### GOAL
How many of the lines that follow contain the word "text"? Give only the number.

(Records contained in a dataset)
· · ·
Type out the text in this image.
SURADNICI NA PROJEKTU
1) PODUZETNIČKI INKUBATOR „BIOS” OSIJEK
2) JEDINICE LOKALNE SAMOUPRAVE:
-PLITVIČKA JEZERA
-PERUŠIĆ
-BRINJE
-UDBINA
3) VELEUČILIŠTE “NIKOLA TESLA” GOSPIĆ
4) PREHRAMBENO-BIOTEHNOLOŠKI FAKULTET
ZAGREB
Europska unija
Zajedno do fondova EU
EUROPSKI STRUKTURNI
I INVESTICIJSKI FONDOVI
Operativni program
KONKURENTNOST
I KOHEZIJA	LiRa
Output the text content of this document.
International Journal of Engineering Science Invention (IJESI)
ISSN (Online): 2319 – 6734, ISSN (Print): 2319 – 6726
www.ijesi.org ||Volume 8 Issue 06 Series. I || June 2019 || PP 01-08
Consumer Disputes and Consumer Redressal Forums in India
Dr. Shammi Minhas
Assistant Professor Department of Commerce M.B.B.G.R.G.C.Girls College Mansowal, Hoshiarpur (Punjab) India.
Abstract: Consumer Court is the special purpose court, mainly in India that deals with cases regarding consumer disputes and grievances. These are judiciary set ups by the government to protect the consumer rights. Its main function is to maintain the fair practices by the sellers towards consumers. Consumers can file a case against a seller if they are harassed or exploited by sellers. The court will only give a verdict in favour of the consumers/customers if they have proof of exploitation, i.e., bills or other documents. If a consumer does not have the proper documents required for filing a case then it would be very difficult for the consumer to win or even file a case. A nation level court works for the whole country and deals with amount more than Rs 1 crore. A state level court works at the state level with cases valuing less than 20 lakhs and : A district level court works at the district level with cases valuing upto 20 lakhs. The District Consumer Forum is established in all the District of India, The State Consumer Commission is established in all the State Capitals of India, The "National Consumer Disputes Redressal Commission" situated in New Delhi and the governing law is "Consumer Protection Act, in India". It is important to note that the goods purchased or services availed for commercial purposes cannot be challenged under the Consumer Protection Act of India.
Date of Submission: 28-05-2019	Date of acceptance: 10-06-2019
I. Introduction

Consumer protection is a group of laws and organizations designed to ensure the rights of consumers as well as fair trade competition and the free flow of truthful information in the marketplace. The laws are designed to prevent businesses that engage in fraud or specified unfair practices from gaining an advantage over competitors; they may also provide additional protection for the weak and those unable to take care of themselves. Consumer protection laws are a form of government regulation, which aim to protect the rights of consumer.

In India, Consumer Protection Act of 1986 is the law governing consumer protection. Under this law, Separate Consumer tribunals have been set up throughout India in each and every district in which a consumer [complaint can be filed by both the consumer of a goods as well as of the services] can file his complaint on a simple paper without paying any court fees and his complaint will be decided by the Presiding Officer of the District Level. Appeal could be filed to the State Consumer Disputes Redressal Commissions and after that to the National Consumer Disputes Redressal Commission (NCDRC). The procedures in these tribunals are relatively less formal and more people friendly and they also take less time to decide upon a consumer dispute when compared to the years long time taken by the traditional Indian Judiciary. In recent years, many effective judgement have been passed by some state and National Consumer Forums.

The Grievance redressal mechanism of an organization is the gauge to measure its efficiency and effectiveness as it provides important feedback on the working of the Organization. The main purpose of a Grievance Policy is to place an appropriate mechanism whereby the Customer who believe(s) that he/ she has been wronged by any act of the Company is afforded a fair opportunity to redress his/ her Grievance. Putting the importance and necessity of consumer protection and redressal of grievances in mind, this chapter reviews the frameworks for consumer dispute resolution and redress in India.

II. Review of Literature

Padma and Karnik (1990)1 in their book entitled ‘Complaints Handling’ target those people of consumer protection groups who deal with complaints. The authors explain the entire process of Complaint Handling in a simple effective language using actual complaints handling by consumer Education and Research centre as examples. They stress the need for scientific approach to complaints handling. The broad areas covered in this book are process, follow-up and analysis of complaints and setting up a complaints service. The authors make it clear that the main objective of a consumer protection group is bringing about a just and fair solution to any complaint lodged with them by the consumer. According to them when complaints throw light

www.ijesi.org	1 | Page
· · ·
### RESPONSE TO THIS TASK
2